-- Begin --

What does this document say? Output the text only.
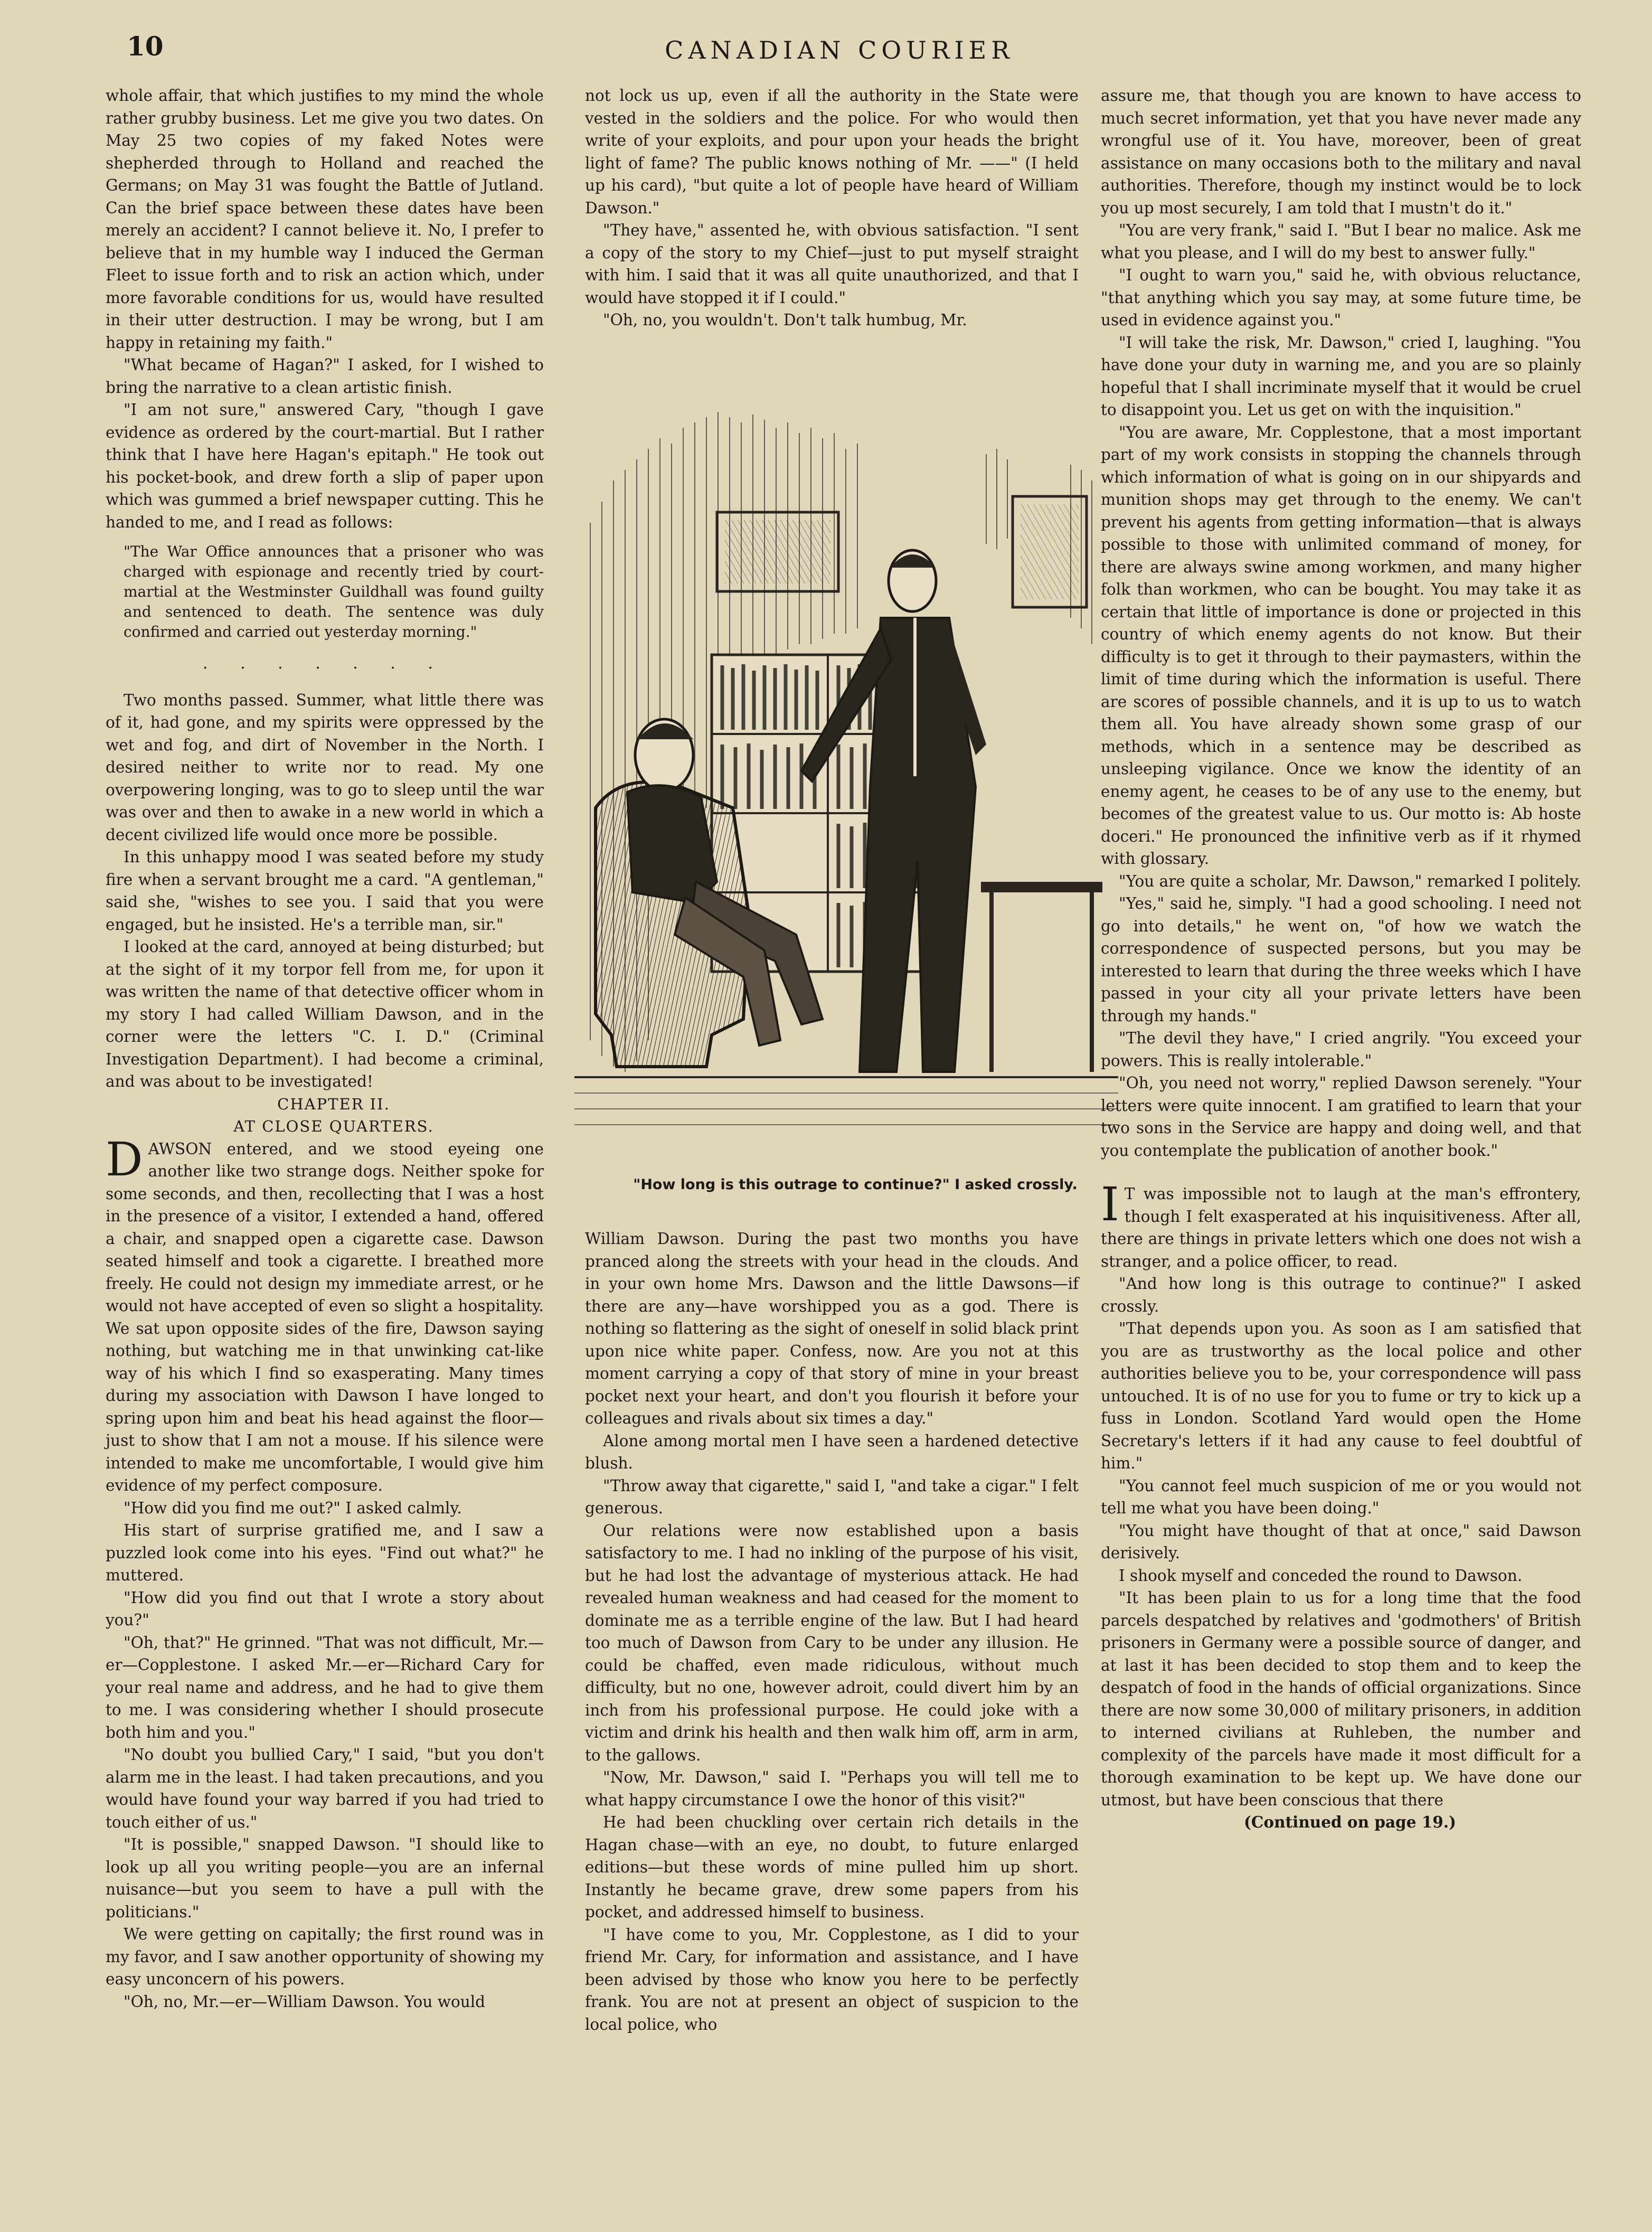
10	CANADIAN COURIER

whole affair, that which justifies to my mind the whole rather grubby business. Let me give you two dates. On May 25 two copies of my faked Notes were shepherded through to Holland and reached the Germans; on May 31 was fought the Battle of Jutland. Can the brief space between these dates have been merely an accident? I cannot believe it. No, I prefer to believe that in my humble way I induced the German Fleet to issue forth and to risk an action which, under more favorable conditions for us, would have resulted in their utter destruction. I may be wrong, but I am happy in retaining my faith."

"What became of Hagan?" I asked, for I wished to bring the narrative to a clean artistic finish.

"I am not sure," answered Cary, "though I gave evidence as ordered by the court-martial. But I rather think that I have here Hagan's epitaph." He took out his pocket-book, and drew forth a slip of paper upon which was gummed a brief newspaper cutting. This he handed to me, and I read as follows:

"The War Office announces that a prisoner who was charged with espionage and recently tried by court-martial at the Westminster Guildhall was found guilty and sentenced to death. The sentence was duly confirmed and carried out yesterday morning."
. . . . . . .

Two months passed. Summer, what little there was of it, had gone, and my spirits were oppressed by the wet and fog, and dirt of November in the North. I desired neither to write nor to read. My one overpowering longing, was to go to sleep until the war was over and then to awake in a new world in which a decent civilized life would once more be possible.

In this unhappy mood I was seated before my study fire when a servant brought me a card. "A gentleman," said she, "wishes to see you. I said that you were engaged, but he insisted. He's a terrible man, sir."

I looked at the card, annoyed at being disturbed; but at the sight of it my torpor fell from me, for upon it was written the name of that detective officer whom in my story I had called William Dawson, and in the corner were the letters "C. I. D." (Criminal Investigation Department). I had become a criminal, and was about to be investigated!

CHAPTER II.

AT CLOSE QUARTERS.

DAWSON entered, and we stood eyeing one another like two strange dogs. Neither spoke for some seconds, and then, recollecting that I was a host in the presence of a visitor, I extended a hand, offered a chair, and snapped open a cigarette case. Dawson seated himself and took a cigarette. I breathed more freely. He could not design my immediate arrest, or he would not have accepted of even so slight a hospitality. We sat upon opposite sides of the fire, Dawson saying nothing, but watching me in that unwinking cat-like way of his which I find so exasperating. Many times during my association with Dawson I have longed to spring upon him and beat his head against the floor—just to show that I am not a mouse. If his silence were intended to make me uncomfortable, I would give him evidence of my perfect composure.

"How did you find me out?" I asked calmly.

His start of surprise gratified me, and I saw a puzzled look come into his eyes. "Find out what?" he muttered.

"How did you find out that I wrote a story about you?"

"Oh, that?" He grinned. "That was not difficult, Mr.—er—Copplestone. I asked Mr.—er—Richard Cary for your real name and address, and he had to give them to me. I was considering whether I should prosecute both him and you."

"No doubt you bullied Cary," I said, "but you don't alarm me in the least. I had taken precautions, and you would have found your way barred if you had tried to touch either of us."

"It is possible," snapped Dawson. "I should like to look up all you writing people—you are an infernal nuisance—but you seem to have a pull with the politicians."

We were getting on capitally; the first round was in my favor, and I saw another opportunity of showing my easy unconcern of his powers.

"Oh, no, Mr.—er—William Dawson. You would

not lock us up, even if all the authority in the State were vested in the soldiers and the police. For who would then write of your exploits, and pour upon your heads the bright light of fame? The public knows nothing of Mr. ——" (I held up his card), "but quite a lot of people have heard of William Dawson."

"They have," assented he, with obvious satisfaction. "I sent a copy of the story to my Chief—just to put myself straight with him. I said that it was all quite unauthorized, and that I would have stopped it if I could."

"Oh, no, you wouldn't. Don't talk humbug, Mr.

"How long is this outrage to continue?" I asked crossly.

William Dawson. During the past two months you have pranced along the streets with your head in the clouds. And in your own home Mrs. Dawson and the little Dawsons—if there are any—have worshipped you as a god. There is nothing so flattering as the sight of oneself in solid black print upon nice white paper. Confess, now. Are you not at this moment carrying a copy of that story of mine in your breast pocket next your heart, and don't you flourish it before your colleagues and rivals about six times a day."

Alone among mortal men I have seen a hardened detective blush.

"Throw away that cigarette," said I, "and take a cigar." I felt generous.

Our relations were now established upon a basis satisfactory to me. I had no inkling of the purpose of his visit, but he had lost the advantage of mysterious attack. He had revealed human weakness and had ceased for the moment to dominate me as a terrible engine of the law. But I had heard too much of Dawson from Cary to be under any illusion. He could be chaffed, even made ridiculous, without much difficulty, but no one, however adroit, could divert him by an inch from his professional purpose. He could joke with a victim and drink his health and then walk him off, arm in arm, to the gallows.

"Now, Mr. Dawson," said I. "Perhaps you will tell me to what happy circumstance I owe the honor of this visit?"

He had been chuckling over certain rich details in the Hagan chase—with an eye, no doubt, to future enlarged editions—but these words of mine pulled him up short. Instantly he became grave, drew some papers from his pocket, and addressed himself to business.

"I have come to you, Mr. Copplestone, as I did to your friend Mr. Cary, for information and assistance, and I have been advised by those who know you here to be perfectly frank. You are not at present an object of suspicion to the local police, who

assure me, that though you are known to have access to much secret information, yet that you have never made any wrongful use of it. You have, moreover, been of great assistance on many occasions both to the military and naval authorities. Therefore, though my instinct would be to lock you up most securely, I am told that I mustn't do it."

"You are very frank," said I. "But I bear no malice. Ask me what you please, and I will do my best to answer fully."

"I ought to warn you," said he, with obvious reluctance, "that anything which you say may, at some future time, be used in evidence against you."

"I will take the risk, Mr. Dawson," cried I, laughing. "You have done your duty in warning me, and you are so plainly hopeful that I shall incriminate myself that it would be cruel to disappoint you. Let us get on with the inquisition."

"You are aware, Mr. Copplestone, that a most important part of my work consists in stopping the channels through which information of what is going on in our shipyards and munition shops may get through to the enemy. We can't prevent his agents from getting information—that is always possible to those with unlimited command of money, for there are always swine among workmen, and many higher folk than workmen, who can be bought. You may take it as certain that little of importance is done or projected in this country of which enemy agents do not know. But their difficulty is to get it through to their paymasters, within the limit of time during which the information is useful. There are scores of possible channels, and it is up to us to watch them all. You have already shown some grasp of our methods, which in a sentence may be described as unsleeping vigilance. Once we know the identity of an enemy agent, he ceases to be of any use to the enemy, but becomes of the greatest value to us. Our motto is: Ab hoste doceri." He pronounced the infinitive verb as if it rhymed with glossary.

"You are quite a scholar, Mr. Dawson," remarked I politely.

"Yes," said he, simply. "I had a good schooling. I need not go into details," he went on, "of how we watch the correspondence of suspected persons, but you may be interested to learn that during the three weeks which I have passed in your city all your private letters have been through my hands."

"The devil they have," I cried angrily. "You exceed your powers. This is really intolerable."

"Oh, you need not worry," replied Dawson serenely. "Your letters were quite innocent. I am gratified to learn that your two sons in the Service are happy and doing well, and that you contemplate the publication of another book."

I T was impossible not to laugh at the man's effrontery, though I felt exasperated at his inquisitiveness. After all, there are things in private letters which one does not wish a stranger, and a police officer, to read.

"And how long is this outrage to continue?" I asked crossly.

"That depends upon you. As soon as I am satisfied that you are as trustworthy as the local police and other authorities believe you to be, your correspondence will pass untouched. It is of no use for you to fume or try to kick up a fuss in London. Scotland Yard would open the Home Secretary's letters if it had any cause to feel doubtful of him."

"You cannot feel much suspicion of me or you would not tell me what you have been doing."

"You might have thought of that at once," said Dawson derisively.

I shook myself and conceded the round to Dawson.

"It has been plain to us for a long time that the food parcels despatched by relatives and 'godmothers' of British prisoners in Germany were a possible source of danger, and at last it has been decided to stop them and to keep the despatch of food in the hands of official organizations. Since there are now some 30,000 of military prisoners, in addition to interned civilians at Ruhleben, the number and complexity of the parcels have made it most difficult for a thorough examination to be kept up. We have done our utmost, but have been conscious that there

(Continued on page 19.)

-- End --

-- Requirements --
Copy each line in the data that holds the word "felt".

-- Correct output --
"Throw away that cigarette," said I, "and take a cigar." I felt generous.
I T was impossible not to laugh at the man's effrontery, though I felt exasperated at his inquisitiveness. After all, there are things in private letters which one does not wish a stranger, and a police officer, to read.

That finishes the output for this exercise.